● **What you will do**
Say how many lines contain the word "open". Only the number should be given.

● **Data shown**
+---+

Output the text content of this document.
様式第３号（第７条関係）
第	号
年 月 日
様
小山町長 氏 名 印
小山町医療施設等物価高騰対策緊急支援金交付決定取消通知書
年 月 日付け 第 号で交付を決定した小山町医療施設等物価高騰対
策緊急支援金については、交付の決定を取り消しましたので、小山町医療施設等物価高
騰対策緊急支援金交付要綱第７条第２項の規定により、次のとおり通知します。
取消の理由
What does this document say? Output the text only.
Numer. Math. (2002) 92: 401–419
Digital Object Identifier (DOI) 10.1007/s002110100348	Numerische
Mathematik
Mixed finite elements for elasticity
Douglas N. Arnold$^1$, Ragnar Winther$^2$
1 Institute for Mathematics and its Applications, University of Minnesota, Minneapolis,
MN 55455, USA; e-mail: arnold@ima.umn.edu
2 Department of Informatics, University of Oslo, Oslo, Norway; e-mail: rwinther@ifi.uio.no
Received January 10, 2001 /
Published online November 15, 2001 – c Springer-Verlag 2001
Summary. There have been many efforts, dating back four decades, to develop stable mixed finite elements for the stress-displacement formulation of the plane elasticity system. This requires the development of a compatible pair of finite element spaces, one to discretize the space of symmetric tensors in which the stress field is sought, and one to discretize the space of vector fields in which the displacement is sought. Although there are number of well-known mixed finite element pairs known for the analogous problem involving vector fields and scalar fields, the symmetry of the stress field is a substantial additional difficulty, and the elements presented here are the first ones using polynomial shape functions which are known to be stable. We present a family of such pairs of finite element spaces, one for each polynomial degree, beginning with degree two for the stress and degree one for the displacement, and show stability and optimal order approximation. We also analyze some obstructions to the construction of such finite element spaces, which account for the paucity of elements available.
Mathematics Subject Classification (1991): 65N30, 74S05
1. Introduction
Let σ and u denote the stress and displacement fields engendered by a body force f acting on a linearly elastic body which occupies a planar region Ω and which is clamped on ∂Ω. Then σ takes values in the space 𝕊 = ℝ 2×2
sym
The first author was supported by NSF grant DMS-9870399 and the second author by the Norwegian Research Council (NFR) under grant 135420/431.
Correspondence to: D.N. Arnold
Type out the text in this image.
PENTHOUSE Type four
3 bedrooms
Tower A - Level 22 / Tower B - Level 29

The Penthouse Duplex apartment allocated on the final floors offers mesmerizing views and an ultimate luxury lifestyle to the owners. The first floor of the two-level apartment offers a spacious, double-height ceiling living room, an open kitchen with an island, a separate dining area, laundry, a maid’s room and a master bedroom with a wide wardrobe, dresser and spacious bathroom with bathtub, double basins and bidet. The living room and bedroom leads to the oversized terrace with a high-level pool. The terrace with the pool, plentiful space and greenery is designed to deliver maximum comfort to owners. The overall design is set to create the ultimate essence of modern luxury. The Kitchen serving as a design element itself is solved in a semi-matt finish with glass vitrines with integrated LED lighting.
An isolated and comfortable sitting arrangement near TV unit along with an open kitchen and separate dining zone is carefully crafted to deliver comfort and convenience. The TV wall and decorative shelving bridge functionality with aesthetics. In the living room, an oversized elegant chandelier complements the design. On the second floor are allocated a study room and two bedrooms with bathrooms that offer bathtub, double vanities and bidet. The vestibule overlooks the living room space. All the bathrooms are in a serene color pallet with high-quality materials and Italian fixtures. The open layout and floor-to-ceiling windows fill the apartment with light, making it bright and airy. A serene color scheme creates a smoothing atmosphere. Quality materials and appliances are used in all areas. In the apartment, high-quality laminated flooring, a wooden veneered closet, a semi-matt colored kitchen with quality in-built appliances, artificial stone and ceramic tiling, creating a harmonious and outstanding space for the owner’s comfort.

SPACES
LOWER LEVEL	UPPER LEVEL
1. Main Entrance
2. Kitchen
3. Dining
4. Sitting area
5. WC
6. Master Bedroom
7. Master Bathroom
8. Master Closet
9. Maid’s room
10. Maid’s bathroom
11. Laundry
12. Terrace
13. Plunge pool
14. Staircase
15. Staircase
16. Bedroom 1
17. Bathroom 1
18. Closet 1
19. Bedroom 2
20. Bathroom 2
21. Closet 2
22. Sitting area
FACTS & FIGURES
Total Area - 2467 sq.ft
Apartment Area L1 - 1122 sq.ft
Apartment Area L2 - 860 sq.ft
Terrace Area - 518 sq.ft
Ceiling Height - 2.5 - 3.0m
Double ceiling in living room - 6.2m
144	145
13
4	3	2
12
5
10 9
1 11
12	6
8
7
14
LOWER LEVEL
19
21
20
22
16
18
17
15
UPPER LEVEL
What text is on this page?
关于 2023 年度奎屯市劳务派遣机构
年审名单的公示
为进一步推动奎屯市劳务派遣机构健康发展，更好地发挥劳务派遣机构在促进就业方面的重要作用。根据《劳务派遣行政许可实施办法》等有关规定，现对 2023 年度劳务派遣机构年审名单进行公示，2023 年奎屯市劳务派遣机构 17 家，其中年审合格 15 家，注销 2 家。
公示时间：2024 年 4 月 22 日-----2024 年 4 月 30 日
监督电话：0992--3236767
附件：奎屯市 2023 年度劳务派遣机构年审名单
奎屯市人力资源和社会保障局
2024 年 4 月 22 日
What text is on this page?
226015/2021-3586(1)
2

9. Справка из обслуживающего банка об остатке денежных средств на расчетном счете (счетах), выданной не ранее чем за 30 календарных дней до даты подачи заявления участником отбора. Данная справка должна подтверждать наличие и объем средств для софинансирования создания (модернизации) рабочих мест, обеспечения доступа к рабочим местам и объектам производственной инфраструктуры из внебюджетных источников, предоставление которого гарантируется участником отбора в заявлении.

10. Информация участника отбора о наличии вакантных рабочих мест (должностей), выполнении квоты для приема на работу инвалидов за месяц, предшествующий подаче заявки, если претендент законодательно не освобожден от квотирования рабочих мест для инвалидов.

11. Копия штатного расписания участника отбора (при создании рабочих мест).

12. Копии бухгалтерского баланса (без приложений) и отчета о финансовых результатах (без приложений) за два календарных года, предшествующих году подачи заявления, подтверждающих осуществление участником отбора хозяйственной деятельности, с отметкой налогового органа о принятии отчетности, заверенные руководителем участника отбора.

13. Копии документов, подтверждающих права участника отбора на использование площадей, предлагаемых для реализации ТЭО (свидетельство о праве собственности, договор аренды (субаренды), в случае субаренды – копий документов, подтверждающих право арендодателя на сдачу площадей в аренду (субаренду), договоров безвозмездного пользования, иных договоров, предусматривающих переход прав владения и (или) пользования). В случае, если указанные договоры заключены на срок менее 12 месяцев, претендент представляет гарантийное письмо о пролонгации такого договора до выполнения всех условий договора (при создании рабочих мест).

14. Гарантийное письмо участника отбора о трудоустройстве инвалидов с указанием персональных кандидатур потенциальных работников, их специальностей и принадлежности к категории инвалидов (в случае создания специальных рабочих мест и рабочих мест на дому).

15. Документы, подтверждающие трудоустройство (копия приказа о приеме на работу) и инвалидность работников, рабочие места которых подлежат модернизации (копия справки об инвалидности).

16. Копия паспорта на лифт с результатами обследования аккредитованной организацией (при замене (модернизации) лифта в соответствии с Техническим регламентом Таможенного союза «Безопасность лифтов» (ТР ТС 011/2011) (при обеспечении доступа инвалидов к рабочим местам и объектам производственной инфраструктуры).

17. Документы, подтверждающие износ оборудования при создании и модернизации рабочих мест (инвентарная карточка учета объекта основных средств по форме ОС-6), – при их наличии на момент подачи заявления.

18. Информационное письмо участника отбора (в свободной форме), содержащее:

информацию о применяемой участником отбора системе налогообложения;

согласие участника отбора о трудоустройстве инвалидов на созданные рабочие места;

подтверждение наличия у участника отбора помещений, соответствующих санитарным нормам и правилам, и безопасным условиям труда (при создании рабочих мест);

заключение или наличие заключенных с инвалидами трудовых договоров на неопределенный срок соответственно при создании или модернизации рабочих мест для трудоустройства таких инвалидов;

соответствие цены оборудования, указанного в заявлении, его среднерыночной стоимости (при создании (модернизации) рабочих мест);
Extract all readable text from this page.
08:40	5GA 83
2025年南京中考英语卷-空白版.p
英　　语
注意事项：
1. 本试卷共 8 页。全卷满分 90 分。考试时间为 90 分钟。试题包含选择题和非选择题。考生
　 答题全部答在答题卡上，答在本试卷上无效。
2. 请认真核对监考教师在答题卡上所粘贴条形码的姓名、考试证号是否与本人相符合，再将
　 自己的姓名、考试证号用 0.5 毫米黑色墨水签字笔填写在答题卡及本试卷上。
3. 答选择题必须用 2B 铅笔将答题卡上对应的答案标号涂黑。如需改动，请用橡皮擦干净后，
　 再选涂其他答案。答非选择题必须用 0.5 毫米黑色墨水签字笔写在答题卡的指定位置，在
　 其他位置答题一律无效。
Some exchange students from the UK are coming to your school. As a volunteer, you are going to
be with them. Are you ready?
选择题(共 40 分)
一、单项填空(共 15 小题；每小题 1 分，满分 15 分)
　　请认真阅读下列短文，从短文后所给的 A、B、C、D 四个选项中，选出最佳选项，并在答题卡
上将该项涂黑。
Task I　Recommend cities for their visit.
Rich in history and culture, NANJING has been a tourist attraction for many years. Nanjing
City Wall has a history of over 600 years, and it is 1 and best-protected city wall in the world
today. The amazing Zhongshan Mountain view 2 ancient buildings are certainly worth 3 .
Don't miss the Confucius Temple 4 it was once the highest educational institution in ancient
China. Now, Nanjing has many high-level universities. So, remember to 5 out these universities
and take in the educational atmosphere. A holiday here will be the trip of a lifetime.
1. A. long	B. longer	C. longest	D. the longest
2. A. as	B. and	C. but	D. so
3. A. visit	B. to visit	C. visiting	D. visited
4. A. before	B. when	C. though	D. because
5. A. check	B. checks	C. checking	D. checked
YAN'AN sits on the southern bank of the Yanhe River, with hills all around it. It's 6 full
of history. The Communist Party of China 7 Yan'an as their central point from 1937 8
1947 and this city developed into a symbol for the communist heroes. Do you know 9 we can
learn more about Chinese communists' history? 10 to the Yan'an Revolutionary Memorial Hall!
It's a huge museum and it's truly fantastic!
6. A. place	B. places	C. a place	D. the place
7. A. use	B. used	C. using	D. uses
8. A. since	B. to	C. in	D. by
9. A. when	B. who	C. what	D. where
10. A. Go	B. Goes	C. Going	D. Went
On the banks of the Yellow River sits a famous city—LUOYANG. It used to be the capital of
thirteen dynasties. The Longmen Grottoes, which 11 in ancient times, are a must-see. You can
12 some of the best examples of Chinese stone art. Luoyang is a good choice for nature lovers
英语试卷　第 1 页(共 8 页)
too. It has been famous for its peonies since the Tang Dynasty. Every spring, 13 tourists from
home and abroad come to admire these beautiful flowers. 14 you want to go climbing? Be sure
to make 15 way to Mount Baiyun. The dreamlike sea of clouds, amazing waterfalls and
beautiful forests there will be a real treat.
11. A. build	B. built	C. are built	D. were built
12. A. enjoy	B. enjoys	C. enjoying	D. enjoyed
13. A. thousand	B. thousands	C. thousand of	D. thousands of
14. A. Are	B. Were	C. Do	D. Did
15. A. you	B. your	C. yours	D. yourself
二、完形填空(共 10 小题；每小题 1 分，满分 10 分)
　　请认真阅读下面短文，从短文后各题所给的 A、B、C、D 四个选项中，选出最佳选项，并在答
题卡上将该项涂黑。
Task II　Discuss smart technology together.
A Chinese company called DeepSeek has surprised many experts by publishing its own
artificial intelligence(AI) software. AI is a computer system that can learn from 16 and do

+---+

● **Correct answer**
2